--- start of Data section ---

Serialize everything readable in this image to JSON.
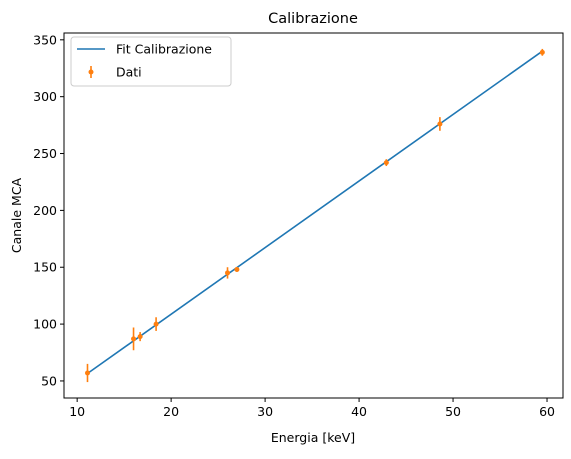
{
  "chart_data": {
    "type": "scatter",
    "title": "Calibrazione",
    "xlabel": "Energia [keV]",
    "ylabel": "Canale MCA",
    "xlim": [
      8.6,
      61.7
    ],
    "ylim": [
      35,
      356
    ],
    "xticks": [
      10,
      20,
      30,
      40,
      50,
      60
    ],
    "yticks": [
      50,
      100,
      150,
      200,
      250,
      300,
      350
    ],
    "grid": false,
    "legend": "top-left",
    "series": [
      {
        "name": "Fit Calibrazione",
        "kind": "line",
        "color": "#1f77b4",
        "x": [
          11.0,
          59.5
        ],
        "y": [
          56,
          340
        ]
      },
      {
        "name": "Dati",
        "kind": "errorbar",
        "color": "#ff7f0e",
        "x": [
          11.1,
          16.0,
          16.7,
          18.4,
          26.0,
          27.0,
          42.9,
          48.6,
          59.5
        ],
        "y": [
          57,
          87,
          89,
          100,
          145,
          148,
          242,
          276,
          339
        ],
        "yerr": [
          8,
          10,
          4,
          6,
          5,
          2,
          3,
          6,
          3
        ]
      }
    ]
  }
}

--- end of Data section ---

• _Problem details_
Set down the records in full and exactly. Do not carry over any image.

• _Output of the task_
Serialize everything readable in this image to JSON.
{
  "chart_data": {
    "type": "scatter",
    "title": "Calibrazione",
    "xlabel": "Energia [keV]",
    "ylabel": "Canale MCA",
    "xlim": [
      8.6,
      61.7
    ],
    "ylim": [
      35,
      356
    ],
    "xticks": [
      10,
      20,
      30,
      40,
      50,
      60
    ],
    "yticks": [
      50,
      100,
      150,
      200,
      250,
      300,
      350
    ],
    "grid": false,
    "legend": "top-left",
    "series": [
      {
        "name": "Fit Calibrazione",
        "kind": "line",
        "color": "#1f77b4",
        "x": [
          11.0,
          59.5
        ],
        "y": [
          56,
          340
        ]
      },
      {
        "name": "Dati",
        "kind": "errorbar",
        "color": "#ff7f0e",
        "x": [
          11.1,
          16.0,
          16.7,
          18.4,
          26.0,
          27.0,
          42.9,
          48.6,
          59.5
        ],
        "y": [
          57,
          87,
          89,
          100,
          145,
          148,
          242,
          276,
          339
        ],
        "yerr": [
          8,
          10,
          4,
          6,
          5,
          2,
          3,
          6,
          3
        ]
      }
    ]
  }
}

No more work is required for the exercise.